--- Problem to solve ---
Copy out exactly each line from the line with "Reverse-engineer this chart into JSON." through the last line of the material below.

--- Items listed in a dataset ---
════════

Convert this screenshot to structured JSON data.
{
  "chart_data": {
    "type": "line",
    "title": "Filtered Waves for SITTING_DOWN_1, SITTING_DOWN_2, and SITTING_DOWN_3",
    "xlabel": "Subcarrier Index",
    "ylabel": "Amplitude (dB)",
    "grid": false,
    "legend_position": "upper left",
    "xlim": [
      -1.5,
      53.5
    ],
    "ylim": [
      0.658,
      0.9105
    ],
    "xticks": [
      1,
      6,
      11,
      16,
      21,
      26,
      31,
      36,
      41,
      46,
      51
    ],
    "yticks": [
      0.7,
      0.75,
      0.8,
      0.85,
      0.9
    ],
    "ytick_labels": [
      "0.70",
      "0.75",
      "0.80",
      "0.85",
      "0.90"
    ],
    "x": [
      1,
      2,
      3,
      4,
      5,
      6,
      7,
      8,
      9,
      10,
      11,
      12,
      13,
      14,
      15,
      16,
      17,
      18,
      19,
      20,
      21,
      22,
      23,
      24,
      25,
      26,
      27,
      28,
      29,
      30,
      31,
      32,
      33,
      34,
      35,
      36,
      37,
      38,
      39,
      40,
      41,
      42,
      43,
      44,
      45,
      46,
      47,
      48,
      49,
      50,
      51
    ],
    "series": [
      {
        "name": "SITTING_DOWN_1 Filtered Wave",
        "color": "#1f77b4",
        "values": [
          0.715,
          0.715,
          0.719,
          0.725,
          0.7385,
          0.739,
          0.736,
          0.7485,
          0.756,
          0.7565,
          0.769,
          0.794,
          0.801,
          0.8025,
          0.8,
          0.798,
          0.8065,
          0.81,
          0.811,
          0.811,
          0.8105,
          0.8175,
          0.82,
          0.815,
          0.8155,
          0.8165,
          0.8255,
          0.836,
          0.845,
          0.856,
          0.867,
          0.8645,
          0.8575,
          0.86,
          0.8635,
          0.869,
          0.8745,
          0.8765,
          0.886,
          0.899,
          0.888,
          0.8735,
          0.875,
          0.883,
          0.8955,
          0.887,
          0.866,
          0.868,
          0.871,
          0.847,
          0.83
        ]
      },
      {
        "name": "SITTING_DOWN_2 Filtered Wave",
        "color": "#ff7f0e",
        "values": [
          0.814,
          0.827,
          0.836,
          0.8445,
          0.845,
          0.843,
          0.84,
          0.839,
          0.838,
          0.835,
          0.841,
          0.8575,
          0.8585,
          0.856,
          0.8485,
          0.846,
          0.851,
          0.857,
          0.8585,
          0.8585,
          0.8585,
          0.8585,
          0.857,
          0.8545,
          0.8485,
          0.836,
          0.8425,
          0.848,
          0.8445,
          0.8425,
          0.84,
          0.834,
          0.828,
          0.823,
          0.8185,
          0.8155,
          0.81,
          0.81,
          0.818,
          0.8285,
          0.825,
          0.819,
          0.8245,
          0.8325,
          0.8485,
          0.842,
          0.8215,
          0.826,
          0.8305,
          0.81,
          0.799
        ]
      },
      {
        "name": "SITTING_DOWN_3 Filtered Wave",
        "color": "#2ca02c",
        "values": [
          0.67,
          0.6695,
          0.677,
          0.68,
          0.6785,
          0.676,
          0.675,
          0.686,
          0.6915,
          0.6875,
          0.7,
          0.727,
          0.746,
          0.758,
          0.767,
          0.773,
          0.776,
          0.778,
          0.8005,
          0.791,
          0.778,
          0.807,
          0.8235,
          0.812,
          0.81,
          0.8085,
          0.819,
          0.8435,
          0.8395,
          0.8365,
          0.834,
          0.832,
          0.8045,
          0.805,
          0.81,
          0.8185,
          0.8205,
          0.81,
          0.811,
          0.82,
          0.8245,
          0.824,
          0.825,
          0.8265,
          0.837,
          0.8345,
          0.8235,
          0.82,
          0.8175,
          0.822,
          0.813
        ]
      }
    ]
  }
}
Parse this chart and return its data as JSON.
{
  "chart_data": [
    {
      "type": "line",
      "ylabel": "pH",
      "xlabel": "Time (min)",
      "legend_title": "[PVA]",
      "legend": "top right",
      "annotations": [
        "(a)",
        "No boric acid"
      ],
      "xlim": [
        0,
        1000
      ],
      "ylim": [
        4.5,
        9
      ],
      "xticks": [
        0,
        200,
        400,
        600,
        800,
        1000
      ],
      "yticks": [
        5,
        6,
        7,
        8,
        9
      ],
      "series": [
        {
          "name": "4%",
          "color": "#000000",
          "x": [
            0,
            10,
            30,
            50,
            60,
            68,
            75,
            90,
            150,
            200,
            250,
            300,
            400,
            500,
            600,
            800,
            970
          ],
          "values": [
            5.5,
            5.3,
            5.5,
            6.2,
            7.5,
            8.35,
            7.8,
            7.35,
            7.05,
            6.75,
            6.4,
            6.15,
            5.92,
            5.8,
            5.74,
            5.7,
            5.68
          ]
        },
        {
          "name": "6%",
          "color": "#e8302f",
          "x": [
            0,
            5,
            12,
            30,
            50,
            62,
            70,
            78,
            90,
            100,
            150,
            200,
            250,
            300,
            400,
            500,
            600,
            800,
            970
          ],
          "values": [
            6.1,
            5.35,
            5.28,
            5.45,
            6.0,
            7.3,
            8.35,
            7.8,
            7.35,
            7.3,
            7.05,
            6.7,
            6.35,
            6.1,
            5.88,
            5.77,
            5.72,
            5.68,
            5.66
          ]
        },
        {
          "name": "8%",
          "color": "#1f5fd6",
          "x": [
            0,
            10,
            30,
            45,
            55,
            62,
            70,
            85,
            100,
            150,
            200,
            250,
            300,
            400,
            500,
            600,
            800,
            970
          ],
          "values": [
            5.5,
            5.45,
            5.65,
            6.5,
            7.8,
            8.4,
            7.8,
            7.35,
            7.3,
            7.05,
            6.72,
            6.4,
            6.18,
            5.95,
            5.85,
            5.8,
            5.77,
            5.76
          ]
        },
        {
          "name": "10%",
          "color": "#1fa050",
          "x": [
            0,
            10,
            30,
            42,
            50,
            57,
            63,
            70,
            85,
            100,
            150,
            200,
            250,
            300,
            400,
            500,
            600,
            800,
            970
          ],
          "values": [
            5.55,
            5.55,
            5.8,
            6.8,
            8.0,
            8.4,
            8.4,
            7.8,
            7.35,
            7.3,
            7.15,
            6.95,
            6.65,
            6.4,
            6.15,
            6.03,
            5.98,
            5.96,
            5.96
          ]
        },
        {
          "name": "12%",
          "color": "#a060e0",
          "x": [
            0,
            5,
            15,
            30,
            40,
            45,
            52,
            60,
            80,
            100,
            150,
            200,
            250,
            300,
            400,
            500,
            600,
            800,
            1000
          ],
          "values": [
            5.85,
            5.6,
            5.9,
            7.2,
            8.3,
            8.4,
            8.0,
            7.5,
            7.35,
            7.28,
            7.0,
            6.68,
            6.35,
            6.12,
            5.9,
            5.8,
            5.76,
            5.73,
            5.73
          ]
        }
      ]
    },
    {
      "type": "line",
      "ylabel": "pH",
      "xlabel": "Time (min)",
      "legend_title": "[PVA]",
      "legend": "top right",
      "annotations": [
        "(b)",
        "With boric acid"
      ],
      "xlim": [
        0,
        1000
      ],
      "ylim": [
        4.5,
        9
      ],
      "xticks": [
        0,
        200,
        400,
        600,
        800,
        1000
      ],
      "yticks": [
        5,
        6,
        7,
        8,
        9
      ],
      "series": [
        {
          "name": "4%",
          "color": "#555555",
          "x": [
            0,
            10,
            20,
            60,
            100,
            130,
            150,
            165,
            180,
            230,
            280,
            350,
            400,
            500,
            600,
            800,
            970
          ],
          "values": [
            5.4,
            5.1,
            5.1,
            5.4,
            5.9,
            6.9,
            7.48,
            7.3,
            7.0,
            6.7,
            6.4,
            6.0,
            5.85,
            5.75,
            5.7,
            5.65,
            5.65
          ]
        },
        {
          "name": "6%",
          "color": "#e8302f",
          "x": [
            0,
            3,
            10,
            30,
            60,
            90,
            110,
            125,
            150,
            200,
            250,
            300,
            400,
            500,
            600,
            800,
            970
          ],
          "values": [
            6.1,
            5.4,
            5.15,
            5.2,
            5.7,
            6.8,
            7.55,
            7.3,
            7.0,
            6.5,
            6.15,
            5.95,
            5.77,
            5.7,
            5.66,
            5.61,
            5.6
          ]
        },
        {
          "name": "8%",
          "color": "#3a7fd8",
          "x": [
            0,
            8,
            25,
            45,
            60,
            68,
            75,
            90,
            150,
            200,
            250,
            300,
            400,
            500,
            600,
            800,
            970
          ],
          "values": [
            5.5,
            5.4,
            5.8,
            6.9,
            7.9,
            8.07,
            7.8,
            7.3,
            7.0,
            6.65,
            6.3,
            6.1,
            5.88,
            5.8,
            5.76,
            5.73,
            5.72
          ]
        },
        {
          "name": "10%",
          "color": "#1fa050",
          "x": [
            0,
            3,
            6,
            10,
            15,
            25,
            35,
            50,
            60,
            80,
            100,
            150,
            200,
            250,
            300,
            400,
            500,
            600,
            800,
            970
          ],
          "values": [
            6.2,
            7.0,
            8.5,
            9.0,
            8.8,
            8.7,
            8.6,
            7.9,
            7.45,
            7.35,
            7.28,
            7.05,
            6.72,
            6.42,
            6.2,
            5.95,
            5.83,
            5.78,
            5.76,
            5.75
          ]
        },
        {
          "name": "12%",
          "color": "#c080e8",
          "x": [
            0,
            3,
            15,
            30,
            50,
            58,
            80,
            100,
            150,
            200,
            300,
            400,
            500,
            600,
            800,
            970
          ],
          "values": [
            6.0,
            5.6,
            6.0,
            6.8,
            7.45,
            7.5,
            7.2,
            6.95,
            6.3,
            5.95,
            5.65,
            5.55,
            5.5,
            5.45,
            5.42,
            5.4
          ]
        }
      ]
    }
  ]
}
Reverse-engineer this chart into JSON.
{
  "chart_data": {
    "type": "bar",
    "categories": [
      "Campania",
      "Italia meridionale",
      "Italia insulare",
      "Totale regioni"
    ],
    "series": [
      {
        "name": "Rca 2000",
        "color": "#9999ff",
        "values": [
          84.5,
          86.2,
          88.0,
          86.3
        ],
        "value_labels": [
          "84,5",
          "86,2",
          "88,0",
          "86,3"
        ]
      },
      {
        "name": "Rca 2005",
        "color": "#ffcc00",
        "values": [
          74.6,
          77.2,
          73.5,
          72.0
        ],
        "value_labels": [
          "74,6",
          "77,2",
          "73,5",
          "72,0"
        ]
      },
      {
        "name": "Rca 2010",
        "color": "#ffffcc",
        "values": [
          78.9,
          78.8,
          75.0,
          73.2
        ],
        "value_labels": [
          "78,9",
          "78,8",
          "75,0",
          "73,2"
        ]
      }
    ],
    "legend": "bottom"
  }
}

════════

--- Solved problem ---
Reverse-engineer this chart into JSON.
{
  "chart_data": {
    "type": "bar",
    "categories": [
      "Campania",
      "Italia meridionale",
      "Italia insulare",
      "Totale regioni"
    ],
    "series": [
      {
        "name": "Rca 2000",
        "color": "#9999ff",
        "values": [
          84.5,
          86.2,
          88.0,
          86.3
        ],
        "value_labels": [
          "84,5",
          "86,2",
          "88,0",
          "86,3"
        ]
      },
      {
        "name": "Rca 2005",
        "color": "#ffcc00",
        "values": [
          74.6,
          77.2,
          73.5,
          72.0
        ],
        "value_labels": [
          "74,6",
          "77,2",
          "73,5",
          "72,0"
        ]
      },
      {
        "name": "Rca 2010",
        "color": "#ffffcc",
        "values": [
          78.9,
          78.8,
          75.0,
          73.2
        ],
        "value_labels": [
          "78,9",
          "78,8",
          "75,0",
          "73,2"
        ]
      }
    ],
    "legend": "bottom"
  }
}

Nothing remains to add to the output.